**Set task:** Copy the listing from the line with "right-limit-from: −1 bbox=[262, 263, 280, 277]" up to and including the line with "66, 516, 106]", swapping "Random" for "Shuffle" and keeping everything else the same.
Task data start
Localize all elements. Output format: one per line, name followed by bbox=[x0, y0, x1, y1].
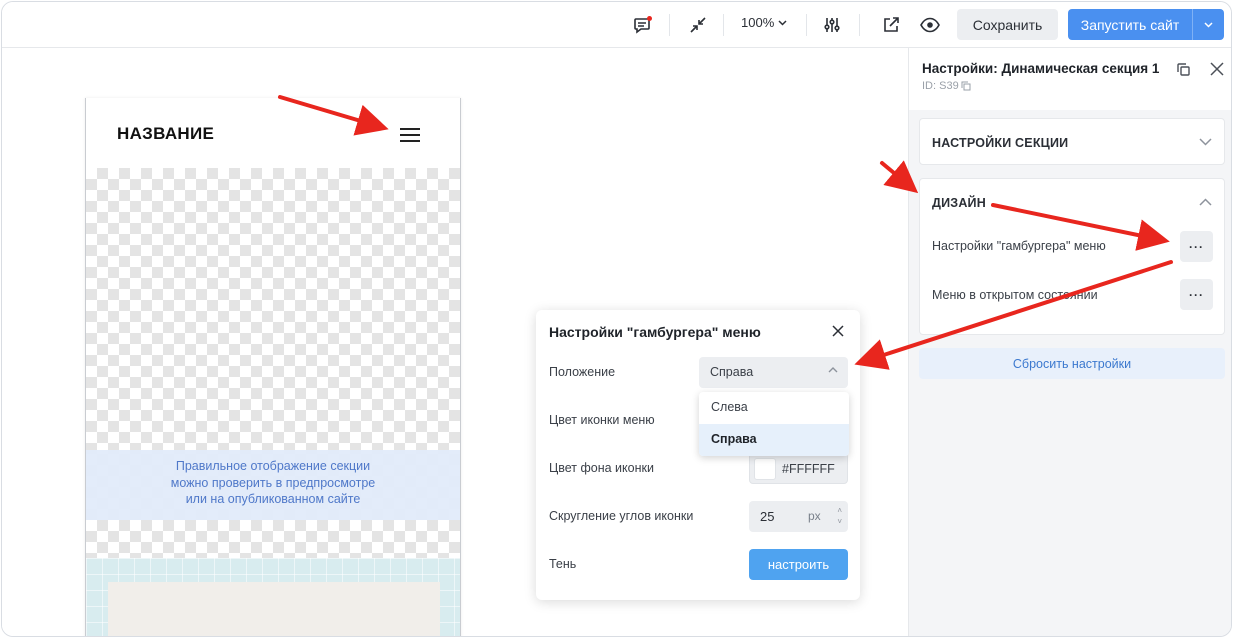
site-title: НАЗВАНИЕ bbox=[117, 124, 215, 143]
dialog-title: Настройки "гамбургера" меню bbox=[549, 324, 761, 340]
close-icon[interactable] bbox=[1210, 62, 1224, 81]
preview-eye-icon[interactable] bbox=[918, 13, 942, 37]
chevron-up-icon bbox=[828, 367, 838, 373]
radius-value: 25 bbox=[760, 509, 775, 524]
position-label: Положение bbox=[549, 365, 616, 379]
close-icon[interactable] bbox=[832, 324, 846, 338]
shadow-label: Тень bbox=[549, 557, 577, 571]
top-toolbar: 100% Сохранить Запустить сайт bbox=[2, 2, 1231, 48]
image-placeholder bbox=[108, 582, 440, 636]
radius-input[interactable]: 25 px ˄ ˅ bbox=[749, 501, 848, 532]
hamburger-settings-dialog: Настройки "гамбургера" меню Положение Сп… bbox=[536, 310, 860, 600]
copy-icon bbox=[961, 81, 971, 91]
hamburger-settings-more-button[interactable]: ··· bbox=[1180, 231, 1213, 262]
chevron-down-icon bbox=[1204, 21, 1213, 28]
section-settings-accordion[interactable]: НАСТРОЙКИ СЕКЦИИ bbox=[919, 118, 1225, 165]
chevron-up-icon[interactable] bbox=[1199, 198, 1212, 206]
color-swatch[interactable] bbox=[754, 457, 776, 480]
icon-bg-color-field[interactable]: #FFFFFF bbox=[749, 453, 848, 484]
option-right[interactable]: Справа bbox=[699, 424, 849, 456]
launch-site-button[interactable]: Запустить сайт bbox=[1068, 9, 1224, 40]
shadow-configure-button[interactable]: настроить bbox=[749, 549, 848, 580]
preview-notice: Правильное отображение секции можно пров… bbox=[86, 450, 460, 520]
panel-title: Настройки: Динамическая секция 1 bbox=[922, 61, 1160, 76]
launch-options-dropdown[interactable] bbox=[1193, 21, 1224, 28]
launch-site-label: Запустить сайт bbox=[1080, 16, 1180, 33]
zoom-value: 100% bbox=[741, 15, 775, 30]
toolbar-divider bbox=[806, 14, 807, 36]
toolbar-divider bbox=[723, 14, 724, 36]
zoom-select[interactable]: 100% bbox=[741, 15, 787, 30]
design-title[interactable]: ДИЗАЙН bbox=[932, 196, 986, 210]
icon-bg-label: Цвет фона иконки bbox=[549, 461, 654, 475]
chevron-down-icon bbox=[778, 19, 787, 26]
hamburger-settings-label: Настройки "гамбургера" меню bbox=[932, 239, 1106, 253]
next-section-preview bbox=[86, 558, 460, 636]
reset-settings-button[interactable]: Сбросить настройки bbox=[919, 348, 1225, 379]
comments-icon[interactable] bbox=[631, 13, 655, 37]
external-link-icon[interactable] bbox=[879, 13, 903, 37]
collapse-icon[interactable] bbox=[686, 13, 710, 37]
position-selected-value: Справа bbox=[710, 365, 754, 379]
app-window: 100% Сохранить Запустить сайт НАЗВАНИЕ П… bbox=[1, 1, 1232, 637]
icon-color-label: Цвет иконки меню bbox=[549, 413, 655, 427]
stepper-icon[interactable]: ˄ ˅ bbox=[837, 505, 842, 527]
radius-unit: px bbox=[808, 509, 821, 523]
open-menu-label: Меню в открытом состоянии bbox=[932, 288, 1098, 302]
hamburger-menu-icon[interactable] bbox=[400, 128, 420, 142]
design-accordion: ДИЗАЙН Настройки "гамбургера" меню ··· М… bbox=[919, 178, 1225, 335]
notice-line: можно проверить в предпросмотре bbox=[170, 475, 376, 490]
notice-line: Правильное отображение секции bbox=[175, 459, 371, 473]
settings-panel: Настройки: Динамическая секция 1 ID: S39… bbox=[908, 48, 1231, 636]
mobile-preview: НАЗВАНИЕ Правильное отображение секции м… bbox=[85, 98, 461, 636]
icon-bg-hex: #FFFFFF bbox=[782, 461, 835, 476]
option-left[interactable]: Слева bbox=[699, 392, 849, 424]
section-settings-title: НАСТРОЙКИ СЕКЦИИ bbox=[932, 136, 1069, 150]
toolbar-divider bbox=[669, 14, 670, 36]
position-select[interactable]: Справа bbox=[699, 357, 848, 388]
duplicate-icon[interactable] bbox=[1176, 62, 1191, 82]
section-id-text: ID: S39 bbox=[922, 80, 959, 92]
save-button[interactable]: Сохранить bbox=[957, 9, 1058, 40]
site-header: НАЗВАНИЕ bbox=[86, 98, 460, 168]
position-dropdown: Слева Справа bbox=[699, 392, 849, 456]
toolbar-divider bbox=[859, 14, 860, 36]
radius-label: Скругление углов иконки bbox=[549, 509, 694, 523]
notice-line: или на опубликованном сайте bbox=[185, 492, 361, 506]
open-menu-more-button[interactable]: ··· bbox=[1180, 279, 1213, 310]
panel-header: Настройки: Динамическая секция 1 ID: S39 bbox=[909, 48, 1231, 110]
transparent-background: Правильное отображение секции можно пров… bbox=[86, 168, 460, 558]
sliders-icon[interactable] bbox=[820, 13, 844, 37]
section-id[interactable]: ID: S39 bbox=[922, 80, 971, 92]
chevron-down-icon bbox=[1199, 138, 1212, 146]
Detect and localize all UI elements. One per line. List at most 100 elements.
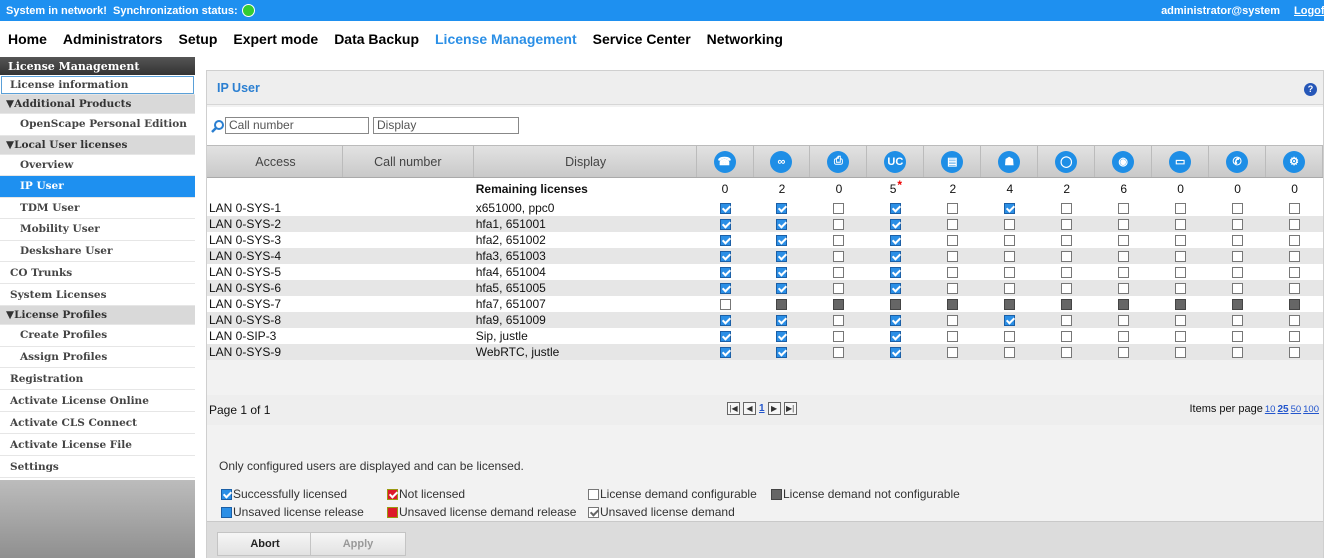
license-checkbox[interactable]	[1004, 330, 1016, 342]
license-checkbox[interactable]	[890, 250, 902, 262]
col-license[interactable]: ◉	[1095, 146, 1153, 177]
license-checkbox[interactable]	[1175, 346, 1187, 358]
items-per-page-50[interactable]: 50	[1291, 404, 1302, 415]
menu-setup[interactable]: Setup	[178, 31, 217, 47]
license-checkbox[interactable]	[1004, 234, 1016, 246]
license-checkbox[interactable]	[719, 218, 731, 230]
license-checkbox[interactable]	[947, 314, 959, 326]
license-checkbox[interactable]	[776, 202, 788, 214]
license-checkbox[interactable]	[776, 346, 788, 358]
license-checkbox[interactable]	[1061, 202, 1073, 214]
license-checkbox[interactable]	[947, 266, 959, 278]
license-checkbox[interactable]	[1061, 346, 1073, 358]
sidebar-item-activate-license-file[interactable]: Activate License File	[0, 434, 195, 456]
col-license[interactable]: ✆	[1209, 146, 1267, 177]
license-checkbox[interactable]	[1118, 218, 1130, 230]
license-checkbox[interactable]	[719, 346, 731, 358]
license-checkbox[interactable]	[1289, 218, 1301, 230]
display-filter[interactable]: Display	[373, 117, 519, 134]
license-checkbox[interactable]	[719, 202, 731, 214]
license-checkbox[interactable]	[833, 346, 845, 358]
sidebar-item-activate-cls-connect[interactable]: Activate CLS Connect	[0, 412, 195, 434]
license-checkbox[interactable]	[890, 330, 902, 342]
license-checkbox[interactable]	[890, 266, 902, 278]
col-license[interactable]: ☗	[981, 146, 1039, 177]
prev-page-button[interactable]: ◀	[743, 402, 756, 415]
col-license[interactable]: ⚙	[1266, 146, 1324, 177]
license-checkbox[interactable]	[1061, 250, 1073, 262]
license-checkbox[interactable]	[776, 234, 788, 246]
license-checkbox[interactable]	[719, 250, 731, 262]
sidebar-item-settings[interactable]: Settings	[0, 456, 195, 478]
license-checkbox[interactable]	[719, 282, 731, 294]
license-checkbox[interactable]	[890, 282, 902, 294]
license-checkbox[interactable]	[1004, 266, 1016, 278]
license-checkbox[interactable]	[1289, 202, 1301, 214]
license-checkbox[interactable]	[1232, 282, 1244, 294]
license-checkbox[interactable]	[833, 330, 845, 342]
license-checkbox[interactable]	[776, 266, 788, 278]
license-checkbox[interactable]	[1232, 202, 1244, 214]
sidebar-item-system-licenses[interactable]: System Licenses	[0, 284, 195, 306]
license-checkbox[interactable]	[1004, 346, 1016, 358]
license-checkbox[interactable]	[947, 218, 959, 230]
license-checkbox[interactable]	[776, 250, 788, 262]
license-checkbox[interactable]	[719, 330, 731, 342]
license-checkbox[interactable]	[1175, 250, 1187, 262]
license-checkbox[interactable]	[833, 234, 845, 246]
help-icon[interactable]: ?	[1304, 83, 1317, 96]
license-checkbox[interactable]	[1175, 218, 1187, 230]
license-checkbox[interactable]	[1175, 234, 1187, 246]
license-checkbox[interactable]	[833, 202, 845, 214]
col-license[interactable]: ▭	[1152, 146, 1210, 177]
menu-license-management[interactable]: License Management	[435, 31, 577, 47]
license-checkbox[interactable]	[719, 298, 731, 310]
col-license[interactable]: ☎	[697, 146, 754, 177]
license-checkbox[interactable]	[776, 330, 788, 342]
sidebar-item-deskshare-user[interactable]: Deskshare User	[0, 241, 195, 262]
col-display[interactable]: Display	[474, 146, 697, 177]
license-checkbox[interactable]	[1118, 234, 1130, 246]
license-checkbox[interactable]	[1004, 250, 1016, 262]
col-call-number[interactable]: Call number	[343, 146, 474, 177]
sidebar-item-mobility-user[interactable]: Mobility User	[0, 219, 195, 241]
apply-button[interactable]: Apply	[310, 532, 406, 556]
license-checkbox[interactable]	[1061, 218, 1073, 230]
license-checkbox[interactable]	[890, 202, 902, 214]
license-checkbox[interactable]	[833, 266, 845, 278]
license-checkbox[interactable]	[833, 282, 845, 294]
menu-home[interactable]: Home	[8, 31, 47, 47]
license-checkbox[interactable]	[1175, 282, 1187, 294]
first-page-button[interactable]: |◀	[727, 402, 740, 415]
license-checkbox[interactable]	[947, 202, 959, 214]
license-checkbox[interactable]	[1232, 266, 1244, 278]
license-checkbox[interactable]	[1004, 218, 1016, 230]
license-checkbox[interactable]	[1175, 202, 1187, 214]
col-license[interactable]: UC	[867, 146, 925, 177]
license-checkbox[interactable]	[1061, 330, 1073, 342]
license-checkbox[interactable]	[890, 234, 902, 246]
license-checkbox[interactable]	[1061, 282, 1073, 294]
license-checkbox[interactable]	[947, 250, 959, 262]
sidebar-item-co-trunks[interactable]: CO Trunks	[0, 262, 195, 284]
license-checkbox[interactable]	[776, 218, 788, 230]
menu-data-backup[interactable]: Data Backup	[334, 31, 419, 47]
sidebar-item-openscape-personal-edition[interactable]: OpenScape Personal Edition	[0, 114, 195, 136]
license-checkbox[interactable]	[1118, 330, 1130, 342]
license-checkbox[interactable]	[1289, 346, 1301, 358]
license-checkbox[interactable]	[1289, 330, 1301, 342]
items-per-page-100[interactable]: 100	[1303, 404, 1319, 415]
col-license[interactable]: ∞	[754, 146, 811, 177]
sidebar-item-local-user-licenses[interactable]: ▼Local User licenses	[0, 135, 195, 155]
current-page-link[interactable]: 1	[759, 403, 765, 414]
sidebar-item-tdm-user[interactable]: TDM User	[0, 198, 195, 219]
license-checkbox[interactable]	[1175, 330, 1187, 342]
license-checkbox[interactable]	[1232, 314, 1244, 326]
license-checkbox[interactable]	[1232, 346, 1244, 358]
license-checkbox[interactable]	[1232, 218, 1244, 230]
col-access[interactable]: Access	[207, 146, 343, 177]
license-checkbox[interactable]	[1118, 346, 1130, 358]
license-checkbox[interactable]	[1232, 250, 1244, 262]
license-checkbox[interactable]	[890, 346, 902, 358]
col-license[interactable]: ◯	[1038, 146, 1096, 177]
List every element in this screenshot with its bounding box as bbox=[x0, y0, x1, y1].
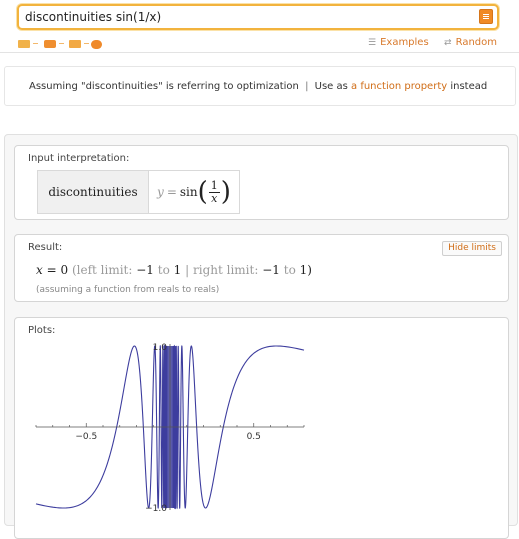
right-limit-from: −1 bbox=[262, 263, 280, 277]
header-links: ☰ Examples ⇄ Random bbox=[368, 37, 497, 48]
plots-pod: Plots: −0.5 0.5 −1.0 1.0 bbox=[14, 317, 509, 539]
assumption-bar: Assuming "discontinuities" is referring … bbox=[4, 66, 516, 106]
function-plot: −0.5 0.5−1.01.0 bbox=[35, 343, 305, 514]
results-panel: Input interpretation: discontinuities y … bbox=[4, 134, 518, 539]
function-equals: = bbox=[166, 185, 177, 199]
search-go-button[interactable] bbox=[479, 9, 493, 24]
grid-icon[interactable] bbox=[69, 40, 81, 48]
y-tick-label: 1.0 bbox=[153, 343, 168, 353]
fraction-denominator: x bbox=[211, 191, 218, 205]
examples-link[interactable]: Examples bbox=[380, 37, 429, 48]
left-limit-to: 1 bbox=[173, 263, 182, 277]
left-limit-label: (left limit: bbox=[71, 263, 133, 277]
toolbar-divider bbox=[33, 43, 38, 44]
random-link[interactable]: Random bbox=[456, 37, 497, 48]
input-interpretation-pod: Input interpretation: discontinuities y … bbox=[14, 145, 509, 220]
function-name: sin bbox=[179, 185, 198, 199]
fraction-numerator: 1 bbox=[208, 178, 220, 193]
function-y: y bbox=[157, 185, 164, 199]
function-property-link[interactable]: a function property bbox=[351, 81, 447, 92]
right-limit-label: right limit: bbox=[193, 263, 259, 277]
pod-title: Result: bbox=[28, 242, 63, 253]
list-icon: ☰ bbox=[368, 38, 377, 48]
assumption-prefix: Assuming "discontinuities" is referring … bbox=[29, 81, 299, 92]
camera-icon[interactable] bbox=[44, 40, 56, 48]
x-tick-label: −0.5 bbox=[75, 432, 97, 442]
shuffle-icon: ⇄ bbox=[444, 38, 452, 48]
to-word: to bbox=[283, 263, 296, 277]
search-box[interactable] bbox=[17, 4, 499, 30]
search-input[interactable] bbox=[25, 8, 465, 26]
toolbar-divider bbox=[59, 43, 64, 44]
pod-title: Input interpretation: bbox=[28, 153, 130, 164]
result-pod: Result: Hide limits x = 0 (left limit: −… bbox=[14, 234, 509, 302]
search-section: ☰Examples ⇄ Random bbox=[0, 0, 519, 53]
right-limit-to: 1) bbox=[299, 263, 312, 277]
assumption-separator: | bbox=[305, 81, 309, 92]
x-tick-label: 0.5 bbox=[247, 432, 261, 442]
hide-limits-button[interactable]: Hide limits bbox=[442, 241, 502, 256]
result-variable: x bbox=[36, 263, 43, 277]
result-value: = 0 bbox=[46, 263, 69, 277]
interpretation-property: discontinuities bbox=[38, 171, 149, 213]
limit-separator: | bbox=[185, 263, 190, 277]
interpretation-table: discontinuities y = sin ( 1 x ) bbox=[37, 170, 240, 214]
result-note: (assuming a function from reals to reals… bbox=[36, 285, 220, 295]
close-paren: ) bbox=[220, 177, 231, 207]
fraction: 1 x bbox=[208, 178, 220, 205]
to-word: to bbox=[157, 263, 170, 277]
assumption-use-as: Use as bbox=[314, 81, 348, 92]
result-expression: x = 0 (left limit: −1 to 1 | right limit… bbox=[36, 263, 312, 277]
open-paren: ( bbox=[197, 177, 208, 207]
toolbar-divider bbox=[84, 43, 89, 44]
assumption-suffix: instead bbox=[450, 81, 488, 92]
interpretation-function: y = sin ( 1 x ) bbox=[149, 171, 239, 213]
keyboard-icon[interactable] bbox=[18, 40, 30, 48]
upload-icon[interactable] bbox=[91, 40, 102, 49]
assumption-text: Assuming "discontinuities" is referring … bbox=[29, 81, 487, 92]
left-limit-from: −1 bbox=[136, 263, 154, 277]
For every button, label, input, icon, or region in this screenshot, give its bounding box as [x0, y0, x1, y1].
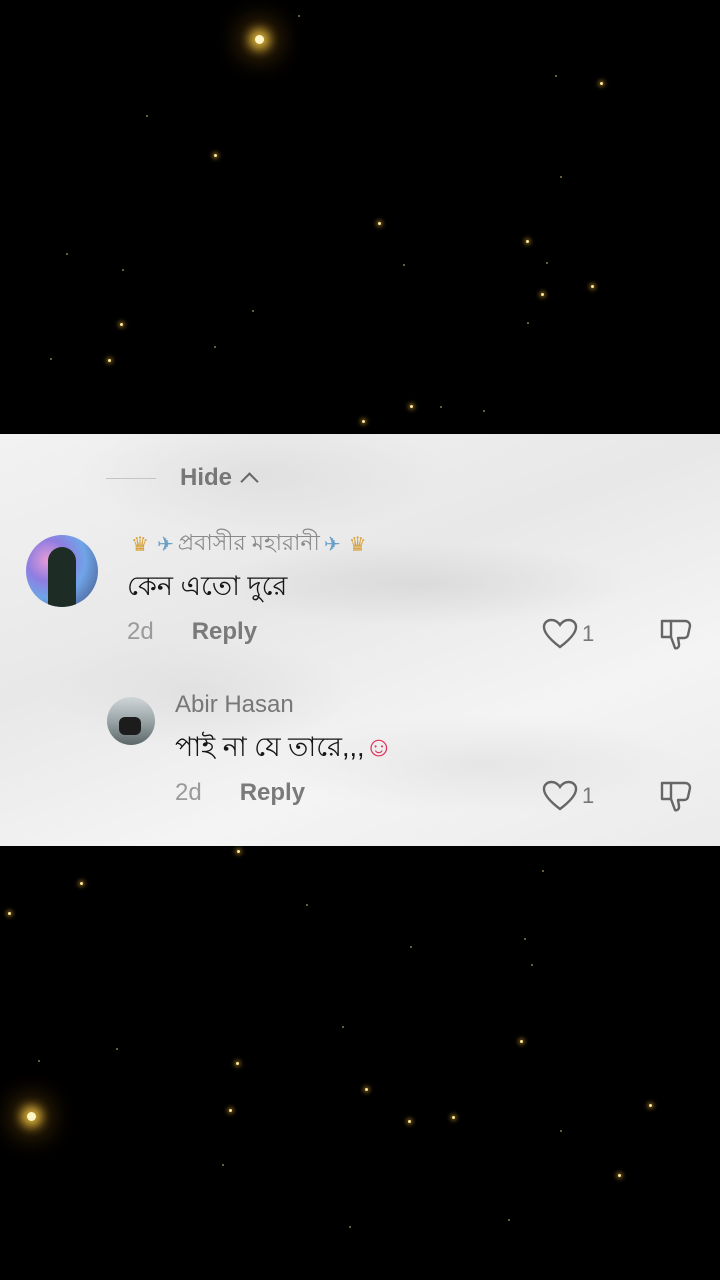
reply-button[interactable]: Reply [240, 779, 305, 807]
smiling-face-with-hearts-icon: ☺ [364, 731, 394, 762]
sparkle [403, 264, 405, 266]
sparkle [342, 1026, 344, 1028]
like-count: 1 [582, 783, 595, 808]
avatar[interactable] [26, 535, 98, 607]
thumbs-down-icon[interactable] [658, 778, 694, 814]
sparkle [527, 322, 529, 324]
crown-icon: ♛ [348, 534, 367, 556]
sparkle [27, 1112, 36, 1121]
sparkle [8, 912, 11, 915]
sparkle [531, 964, 533, 966]
comment-text-row: পাই না যে তারে,,,☺ [175, 727, 393, 772]
sparkle [255, 35, 264, 44]
sparkle [236, 1062, 239, 1065]
hide-label: Hide [180, 464, 233, 491]
sparkle [440, 406, 442, 408]
username[interactable]: Abir Hasan [175, 691, 294, 719]
sparkle [120, 323, 123, 326]
chevron-up-icon [240, 472, 259, 491]
sparkle [560, 1130, 562, 1132]
avatar-figure [48, 547, 76, 607]
comment-panel: Hide ♛ ✈ প্রবাসীর মহারানী ✈ ♛ কেন এতো দু… [0, 434, 720, 846]
starry-background-bottom [0, 846, 720, 1280]
sparkle [649, 1104, 652, 1107]
sparkle [591, 285, 594, 288]
sparkle [222, 1164, 224, 1166]
sparkle [520, 1040, 523, 1043]
sparkle [229, 1109, 232, 1112]
comment-meta: 2d Reply [127, 618, 257, 646]
sparkle [116, 1048, 118, 1050]
sparkle [410, 405, 413, 408]
sparkle [214, 154, 217, 157]
divider [106, 477, 156, 479]
comment-text: পাই না যে তারে,,, [175, 732, 365, 762]
sparkle [560, 176, 562, 178]
sparkle [483, 410, 485, 412]
airplane-icon: ✈ [156, 534, 174, 556]
like-button[interactable]: 1 [542, 618, 594, 650]
timestamp: 2d [175, 779, 202, 806]
sparkle [546, 262, 548, 264]
sparkle [252, 310, 254, 312]
sparkle [452, 1116, 455, 1119]
sparkle [122, 269, 124, 271]
starry-background-top [0, 0, 720, 434]
sparkle [298, 15, 300, 17]
like-button[interactable]: 1 [542, 780, 594, 812]
sparkle [38, 1060, 40, 1062]
avatar-figure [119, 717, 141, 735]
thumbs-down-icon[interactable] [658, 616, 694, 652]
sparkle [542, 870, 544, 872]
heart-outline-icon [542, 780, 578, 811]
sparkle [410, 946, 412, 948]
hide-replies-button[interactable]: Hide [106, 464, 259, 492]
sparkle [526, 240, 529, 243]
sparkle [541, 293, 544, 296]
sparkle [349, 1226, 351, 1228]
sparkle [555, 75, 557, 77]
username-row[interactable]: ♛ ✈ প্রবাসীর মহারানী ✈ ♛ [127, 526, 371, 563]
avatar[interactable] [107, 697, 155, 745]
sparkle [378, 222, 381, 225]
sparkle [237, 850, 240, 853]
sparkle [66, 253, 68, 255]
sparkle [146, 115, 148, 117]
username: প্রবাসীর মহারানী [177, 530, 320, 555]
timestamp: 2d [127, 618, 154, 645]
sparkle [306, 904, 308, 906]
sparkle [362, 420, 365, 423]
sparkle [524, 938, 526, 940]
sparkle [50, 358, 52, 360]
reply-button[interactable]: Reply [192, 618, 257, 646]
comment-text: কেন এতো দুরে [127, 571, 288, 601]
like-count: 1 [582, 621, 595, 646]
crown-icon: ♛ [131, 534, 149, 556]
sparkle [214, 346, 216, 348]
sparkle [600, 82, 603, 85]
sparkle [408, 1120, 411, 1123]
sparkle [80, 882, 83, 885]
airplane-icon: ✈ [323, 534, 341, 556]
sparkle [618, 1174, 621, 1177]
sparkle [365, 1088, 368, 1091]
comment-meta: 2d Reply [175, 779, 305, 807]
sparkle [508, 1219, 510, 1221]
heart-outline-icon [542, 618, 578, 649]
sparkle [108, 359, 111, 362]
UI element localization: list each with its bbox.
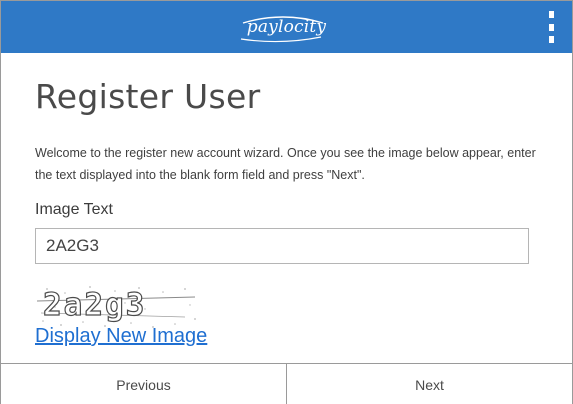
Task data end
**Result for this task:**
right-limit-from: −1 bbox=[262, 263, 280, 277]
header-links: ☰ Examples ⇄ Shuffle bbox=[368, 37, 497, 48]
plots-pod: Plots: −0.5 0.5 −1.0 1.0 bbox=[14, 317, 509, 539]
assumption-bar: Assuming "discontinuities" is referring … bbox=[4, 66, 516, 106]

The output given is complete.